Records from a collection
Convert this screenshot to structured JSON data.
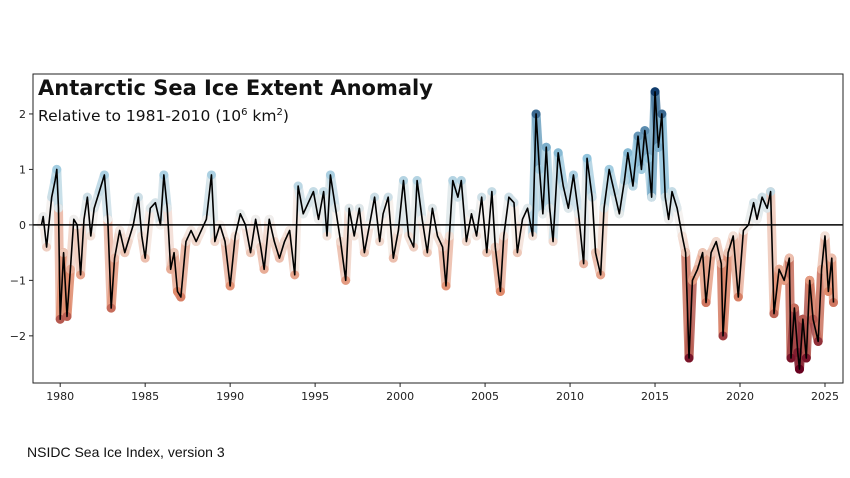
{
  "chart_data": {
    "type": "line",
    "title": "Antarctic Sea Ice Extent Anomaly",
    "subtitle_main": "Relative to 1981-2010 (10",
    "subtitle_exp1": "6",
    "subtitle_unit": " km",
    "subtitle_exp2": "2",
    "subtitle_close": ")",
    "xlim": [
      1978.4,
      2026.06
    ],
    "ylim": [
      -2.85,
      2.72
    ],
    "xticks": [
      1980,
      1985,
      1990,
      1995,
      2000,
      2005,
      2010,
      2015,
      2020,
      2025
    ],
    "yticks": [
      -2,
      -1,
      0,
      1,
      2
    ],
    "ytick_labels": [
      "−2",
      "−1",
      "0",
      "1",
      "2"
    ],
    "reference_line": 0,
    "line_color": "#000000",
    "halo_colormap": "RdBu (red negative, blue positive)",
    "colors": {
      "neg_max": "#67001f",
      "neg_mid": "#e08a6b",
      "neutral": "#f7f2ee",
      "pos_mid": "#92c5de",
      "pos_max": "#053061"
    },
    "x": [
      1978.9,
      1979.0,
      1979.2,
      1979.5,
      1979.7,
      1979.8,
      1979.9,
      1980.0,
      1980.2,
      1980.4,
      1980.6,
      1980.8,
      1981.0,
      1981.2,
      1981.4,
      1981.6,
      1981.8,
      1982.0,
      1982.3,
      1982.6,
      1982.8,
      1983.0,
      1983.2,
      1983.5,
      1983.8,
      1984.0,
      1984.3,
      1984.6,
      1984.8,
      1985.0,
      1985.3,
      1985.6,
      1985.9,
      1986.1,
      1986.3,
      1986.5,
      1986.7,
      1986.9,
      1987.1,
      1987.4,
      1987.7,
      1988.0,
      1988.3,
      1988.6,
      1988.9,
      1989.1,
      1989.4,
      1989.7,
      1990.0,
      1990.3,
      1990.6,
      1990.9,
      1991.2,
      1991.5,
      1991.8,
      1992.0,
      1992.3,
      1992.6,
      1992.9,
      1993.2,
      1993.5,
      1993.8,
      1994.0,
      1994.3,
      1994.6,
      1994.9,
      1995.2,
      1995.5,
      1995.7,
      1995.9,
      1996.2,
      1996.5,
      1996.8,
      1997.0,
      1997.3,
      1997.6,
      1997.9,
      1998.2,
      1998.5,
      1998.8,
      1999.0,
      1999.3,
      1999.6,
      1999.9,
      2000.2,
      2000.5,
      2000.8,
      2001.0,
      2001.3,
      2001.6,
      2001.9,
      2002.2,
      2002.5,
      2002.7,
      2002.9,
      2003.1,
      2003.4,
      2003.6,
      2003.9,
      2004.2,
      2004.5,
      2004.8,
      2005.1,
      2005.4,
      2005.6,
      2005.9,
      2006.1,
      2006.4,
      2006.7,
      2006.9,
      2007.2,
      2007.5,
      2007.8,
      2008.0,
      2008.2,
      2008.4,
      2008.6,
      2008.8,
      2009.0,
      2009.3,
      2009.6,
      2009.9,
      2010.2,
      2010.5,
      2010.8,
      2011.0,
      2011.3,
      2011.5,
      2011.8,
      2012.0,
      2012.3,
      2012.6,
      2012.9,
      2013.2,
      2013.4,
      2013.7,
      2014.0,
      2014.2,
      2014.4,
      2014.6,
      2014.8,
      2015.0,
      2015.2,
      2015.4,
      2015.6,
      2015.8,
      2016.0,
      2016.3,
      2016.6,
      2016.8,
      2017.0,
      2017.2,
      2017.5,
      2017.8,
      2018.0,
      2018.3,
      2018.6,
      2018.9,
      2019.0,
      2019.3,
      2019.6,
      2019.9,
      2020.2,
      2020.5,
      2020.8,
      2021.0,
      2021.3,
      2021.6,
      2021.8,
      2022.0,
      2022.3,
      2022.6,
      2022.9,
      2023.0,
      2023.2,
      2023.4,
      2023.5,
      2023.7,
      2023.9,
      2024.1,
      2024.3,
      2024.6,
      2024.8,
      2025.0,
      2025.2,
      2025.4,
      2025.5
    ],
    "y": [
      0,
      0.15,
      -0.4,
      0.5,
      0.8,
      1.0,
      0.3,
      -1.7,
      -0.5,
      -1.65,
      -0.8,
      0.1,
      0.0,
      -0.9,
      0.1,
      0.5,
      -0.2,
      0.3,
      0.6,
      0.9,
      0.1,
      -1.5,
      -0.6,
      -0.1,
      -0.5,
      -0.3,
      0.0,
      0.5,
      -0.2,
      -0.6,
      0.3,
      0.4,
      0.0,
      0.9,
      0.3,
      -0.8,
      -0.5,
      -1.2,
      -1.3,
      -0.3,
      -0.1,
      -0.3,
      -0.1,
      0.1,
      0.9,
      -0.3,
      0.0,
      -0.3,
      -1.1,
      -0.2,
      0.2,
      0.0,
      -0.5,
      0.1,
      -0.4,
      -0.8,
      0.1,
      -0.3,
      -0.6,
      -0.3,
      -0.1,
      -0.9,
      0.7,
      0.2,
      0.4,
      0.6,
      0.1,
      0.6,
      -0.2,
      0.9,
      0.3,
      -0.3,
      -1.0,
      0.3,
      -0.2,
      0.3,
      -0.5,
      0.0,
      0.5,
      -0.3,
      0.2,
      0.5,
      -0.6,
      -0.1,
      0.8,
      -0.2,
      -0.4,
      0.8,
      0.1,
      -0.5,
      0.3,
      -0.2,
      -0.4,
      -1.1,
      -0.2,
      0.8,
      0.5,
      0.8,
      -0.3,
      0.2,
      -0.2,
      0.5,
      -0.5,
      0.6,
      -0.4,
      -1.2,
      -0.2,
      0.5,
      0.4,
      -0.5,
      0.1,
      0.3,
      -0.2,
      2.0,
      1.0,
      0.2,
      1.4,
      0.3,
      -0.3,
      1.3,
      0.7,
      0.3,
      0.9,
      0.2,
      -0.7,
      1.2,
      0.5,
      -0.5,
      -0.9,
      0.3,
      1.0,
      0.6,
      0.2,
      0.8,
      1.3,
      0.7,
      1.6,
      1.0,
      1.7,
      1.2,
      0.5,
      2.4,
      1.4,
      2.0,
      0.5,
      0.1,
      0.6,
      0.3,
      -0.2,
      -0.5,
      -2.4,
      -1.0,
      -0.8,
      -0.5,
      -1.4,
      -0.5,
      -0.3,
      -0.7,
      -2.0,
      -0.5,
      -0.2,
      -1.3,
      -0.1,
      0.0,
      0.4,
      0.1,
      0.5,
      0.3,
      0.6,
      -1.6,
      -0.8,
      -1.0,
      -0.6,
      -2.4,
      -1.5,
      -2.3,
      -2.6,
      -1.7,
      -2.4,
      -1.0,
      -1.7,
      -2.1,
      -0.8,
      -0.2,
      -1.2,
      -0.6,
      -1.4
    ],
    "grid": false,
    "legend": "none"
  },
  "source": "NSIDC Sea Ice Index, version 3"
}
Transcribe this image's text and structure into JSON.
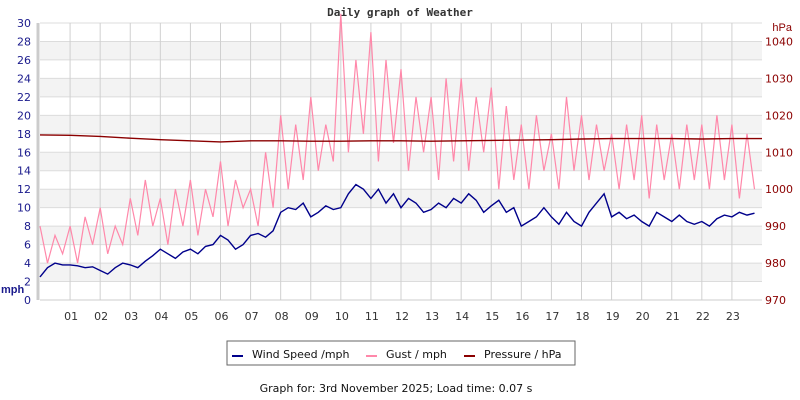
{
  "chart_data": {
    "type": "line",
    "title": "Daily graph of Weather",
    "ylabel_left": "mph",
    "ylabel_right": "hPa",
    "ylim_left": [
      0,
      30
    ],
    "ylim_right": [
      970,
      1045
    ],
    "yticks_left": [
      "0",
      "2",
      "4",
      "6",
      "8",
      "10",
      "12",
      "14",
      "16",
      "18",
      "20",
      "22",
      "24",
      "26",
      "28",
      "30"
    ],
    "yticks_right": [
      "970",
      "980",
      "990",
      "1000",
      "1010",
      "1020",
      "1030",
      "1040"
    ],
    "xlim": [
      0,
      24
    ],
    "xticks": [
      "01",
      "02",
      "03",
      "04",
      "05",
      "06",
      "07",
      "08",
      "09",
      "10",
      "11",
      "12",
      "13",
      "14",
      "15",
      "16",
      "17",
      "18",
      "19",
      "20",
      "21",
      "22",
      "23"
    ],
    "grid": true,
    "legend_placement": "bottom",
    "series": [
      {
        "name": "Wind Speed /mph",
        "axis": "left",
        "color": "#00008b",
        "x_step_hours": 0.25,
        "values": [
          2.5,
          3.5,
          4,
          3.8,
          3.8,
          3.7,
          3.5,
          3.6,
          3.2,
          2.8,
          3.5,
          4,
          3.8,
          3.5,
          4.2,
          4.8,
          5.5,
          5,
          4.5,
          5.2,
          5.5,
          5,
          5.8,
          6,
          7,
          6.5,
          5.5,
          6,
          7,
          7.2,
          6.8,
          7.5,
          9.5,
          10,
          9.8,
          10.5,
          9,
          9.5,
          10.2,
          9.8,
          10,
          11.5,
          12.5,
          12,
          11,
          12,
          10.5,
          11.5,
          10,
          11,
          10.5,
          9.5,
          9.8,
          10.5,
          10,
          11,
          10.5,
          11.5,
          10.8,
          9.5,
          10.2,
          10.8,
          9.5,
          10,
          8,
          8.5,
          9,
          10,
          9,
          8.2,
          9.5,
          8.5,
          8,
          9.5,
          10.5,
          11.5,
          9,
          9.5,
          8.8,
          9.2,
          8.5,
          8,
          9.5,
          9,
          8.5,
          9.2,
          8.5,
          8.2,
          8.5,
          8,
          8.8,
          9.2,
          9,
          9.5,
          9.2,
          9.4
        ]
      },
      {
        "name": "Gust / mph",
        "axis": "left",
        "color": "#ff88aa",
        "x_step_hours": 0.25,
        "values": [
          8,
          4,
          7,
          5,
          8,
          4,
          9,
          6,
          10,
          5,
          8,
          6,
          11,
          7,
          13,
          8,
          11,
          6,
          12,
          8,
          13,
          7,
          12,
          9,
          15,
          8,
          13,
          10,
          12,
          8,
          16,
          10,
          20,
          12,
          19,
          13,
          22,
          14,
          19,
          15,
          31,
          16,
          26,
          18,
          29,
          15,
          26,
          17,
          25,
          14,
          22,
          16,
          22,
          13,
          24,
          15,
          24,
          14,
          22,
          16,
          23,
          12,
          21,
          13,
          19,
          12,
          20,
          14,
          18,
          12,
          22,
          14,
          20,
          13,
          19,
          14,
          18,
          12,
          19,
          13,
          20,
          11,
          19,
          13,
          18,
          12,
          19,
          13,
          19,
          12,
          20,
          13,
          19,
          11,
          18,
          12
        ]
      },
      {
        "name": "Pressure / hPa",
        "axis": "right",
        "color": "#8b0000",
        "x_step_hours": 1,
        "values": [
          1014.7,
          1014.6,
          1014.3,
          1013.8,
          1013.4,
          1013.1,
          1012.8,
          1013.1,
          1013.1,
          1013.0,
          1013.0,
          1013.1,
          1013.1,
          1013.0,
          1013.1,
          1013.2,
          1013.3,
          1013.4,
          1013.6,
          1013.7,
          1013.7,
          1013.7,
          1013.6,
          1013.7,
          1013.7
        ]
      }
    ]
  },
  "footer": "Graph for: 3rd November 2025; Load time: 0.07 s"
}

_Prompt_: Which lines of the material contain the string "name"? List each of them.

_Answer in full_:
        "name": "Wind Speed /mph",
        "name": "Gust / mph",
        "name": "Pressure / hPa",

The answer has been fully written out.